◆ 原文 ◆
┄┄┄┄┄┄┄┄┄┄┄┄┄┄┄┄┄┄┄┄

思考问题的熊
(2022-03-20 16:35):
#paper Li, Yumei, Xinzhou Ge, Fanglue Peng, Wei Li, and Jingyi Jessica Li. “Exaggerated False Positives by Popular Differential Expression Methods When Analyzing Human Population Samples.” Genome Biology 23, no. 1 (March 15, 2022): 79. https://doi.org/10.1186/s13059-022-02648-4.
前几天发表在 Genome Biology 的一篇论文,算是比较严谨地论证了在大样本量RNA-seq差异分析时,今后即便不考虑速度因素,也应该抛弃DEseq2和edgeR转而使用朴实无华的Wilcoxon秩和检验。
更具体的内容已经写成推送发出来了,感兴趣可以再看看。
IF:10.100Q1
Genome biology,
2022-03-15.

┄┄┄┄┄┄┄┄┄┄┄┄┄┄┄┄┄┄┄┄

◆ 分析资料 ◆

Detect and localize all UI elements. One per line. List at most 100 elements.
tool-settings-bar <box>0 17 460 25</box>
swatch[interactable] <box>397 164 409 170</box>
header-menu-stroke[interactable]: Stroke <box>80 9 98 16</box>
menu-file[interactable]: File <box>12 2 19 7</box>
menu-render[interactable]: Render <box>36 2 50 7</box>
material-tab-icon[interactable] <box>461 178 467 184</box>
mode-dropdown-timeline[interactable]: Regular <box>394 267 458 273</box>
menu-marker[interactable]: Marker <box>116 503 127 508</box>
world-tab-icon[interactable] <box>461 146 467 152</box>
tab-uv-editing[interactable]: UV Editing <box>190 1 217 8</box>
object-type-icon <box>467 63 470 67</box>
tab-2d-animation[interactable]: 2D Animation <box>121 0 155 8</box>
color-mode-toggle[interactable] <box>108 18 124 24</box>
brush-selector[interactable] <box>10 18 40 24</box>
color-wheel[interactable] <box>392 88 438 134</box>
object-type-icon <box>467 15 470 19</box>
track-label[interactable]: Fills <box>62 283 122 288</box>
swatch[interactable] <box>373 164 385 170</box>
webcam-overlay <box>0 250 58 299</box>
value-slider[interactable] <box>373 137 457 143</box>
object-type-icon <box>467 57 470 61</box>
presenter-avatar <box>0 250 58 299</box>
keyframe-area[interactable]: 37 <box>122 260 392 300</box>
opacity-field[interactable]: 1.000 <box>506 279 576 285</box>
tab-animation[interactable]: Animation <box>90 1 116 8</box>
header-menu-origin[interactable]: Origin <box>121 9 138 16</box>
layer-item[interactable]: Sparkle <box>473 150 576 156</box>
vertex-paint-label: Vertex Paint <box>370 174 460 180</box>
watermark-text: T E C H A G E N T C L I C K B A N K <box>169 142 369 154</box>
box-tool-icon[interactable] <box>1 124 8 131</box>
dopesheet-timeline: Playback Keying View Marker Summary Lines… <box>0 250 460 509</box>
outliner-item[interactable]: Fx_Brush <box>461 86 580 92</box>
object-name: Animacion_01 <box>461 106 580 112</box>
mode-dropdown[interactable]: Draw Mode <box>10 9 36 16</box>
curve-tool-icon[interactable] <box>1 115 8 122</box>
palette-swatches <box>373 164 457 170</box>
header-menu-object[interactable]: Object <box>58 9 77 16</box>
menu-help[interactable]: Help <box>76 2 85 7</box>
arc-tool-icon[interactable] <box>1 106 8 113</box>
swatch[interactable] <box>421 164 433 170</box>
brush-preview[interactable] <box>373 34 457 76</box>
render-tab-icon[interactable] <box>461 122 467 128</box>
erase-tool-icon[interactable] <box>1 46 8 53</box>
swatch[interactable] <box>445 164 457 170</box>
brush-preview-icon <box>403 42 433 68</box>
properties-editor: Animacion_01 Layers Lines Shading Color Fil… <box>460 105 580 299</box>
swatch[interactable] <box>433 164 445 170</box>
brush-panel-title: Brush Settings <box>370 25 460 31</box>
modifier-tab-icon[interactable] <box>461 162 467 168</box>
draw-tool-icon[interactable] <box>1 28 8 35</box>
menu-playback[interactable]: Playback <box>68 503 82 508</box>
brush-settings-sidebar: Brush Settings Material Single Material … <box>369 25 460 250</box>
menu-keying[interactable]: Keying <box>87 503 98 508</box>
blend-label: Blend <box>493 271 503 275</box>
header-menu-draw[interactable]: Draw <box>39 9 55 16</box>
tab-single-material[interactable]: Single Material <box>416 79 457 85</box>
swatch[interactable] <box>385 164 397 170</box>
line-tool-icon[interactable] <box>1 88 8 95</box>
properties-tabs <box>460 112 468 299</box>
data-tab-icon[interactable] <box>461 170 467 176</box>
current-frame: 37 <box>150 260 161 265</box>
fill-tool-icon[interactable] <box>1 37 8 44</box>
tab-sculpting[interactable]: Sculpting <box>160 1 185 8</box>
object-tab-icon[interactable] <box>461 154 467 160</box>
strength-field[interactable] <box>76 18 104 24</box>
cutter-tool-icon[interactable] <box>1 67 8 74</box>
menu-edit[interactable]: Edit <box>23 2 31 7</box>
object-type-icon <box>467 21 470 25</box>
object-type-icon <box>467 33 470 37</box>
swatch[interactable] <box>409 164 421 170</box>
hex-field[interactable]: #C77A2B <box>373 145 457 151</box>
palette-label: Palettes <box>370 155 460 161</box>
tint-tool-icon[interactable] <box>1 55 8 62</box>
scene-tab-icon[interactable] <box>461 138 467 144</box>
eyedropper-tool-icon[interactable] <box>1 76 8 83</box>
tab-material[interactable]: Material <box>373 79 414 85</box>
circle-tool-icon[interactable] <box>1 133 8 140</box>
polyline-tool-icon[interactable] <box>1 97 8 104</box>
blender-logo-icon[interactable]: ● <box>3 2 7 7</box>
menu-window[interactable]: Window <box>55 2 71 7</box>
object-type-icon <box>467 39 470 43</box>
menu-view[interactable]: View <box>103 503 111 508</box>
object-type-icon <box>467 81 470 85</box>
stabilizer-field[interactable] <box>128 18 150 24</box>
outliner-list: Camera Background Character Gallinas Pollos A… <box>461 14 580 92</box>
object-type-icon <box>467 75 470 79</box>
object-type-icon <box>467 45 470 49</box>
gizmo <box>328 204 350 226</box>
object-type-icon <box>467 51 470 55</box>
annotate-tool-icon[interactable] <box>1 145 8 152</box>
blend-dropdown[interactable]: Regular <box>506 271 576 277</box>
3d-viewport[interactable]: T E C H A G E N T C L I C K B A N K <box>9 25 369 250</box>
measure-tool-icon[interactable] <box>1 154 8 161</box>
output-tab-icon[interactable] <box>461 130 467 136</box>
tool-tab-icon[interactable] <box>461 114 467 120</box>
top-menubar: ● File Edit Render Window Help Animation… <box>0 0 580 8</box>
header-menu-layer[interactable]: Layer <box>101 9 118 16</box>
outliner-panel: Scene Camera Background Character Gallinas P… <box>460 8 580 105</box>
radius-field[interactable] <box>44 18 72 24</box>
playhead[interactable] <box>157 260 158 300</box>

┄┄┄┄┄┄┄┄┄┄┄┄┄┄┄┄┄┄┄┄

◆ 课堂练习 ◆
请将上文那篇讨论差异表达分析方法的帖子中，从“前几天发表在 Genome Biology”起一直到“2022-03-15.”为止的全部内容逐字抄录下来。

◆ 参考解答 ◆
前几天发表在 Genome Biology 的一篇论文,算是比较严谨地论证了在大样本量RNA-seq差异分析时,今后即便不考虑速度因素,也应该抛弃DEseq2和edgeR转而使用朴实无华的Wilcoxon秩和检验。
更具体的内容已经写成推送发出来了,感兴趣可以再看看。
IF:10.100Q1
Genome biology,
2022-03-15.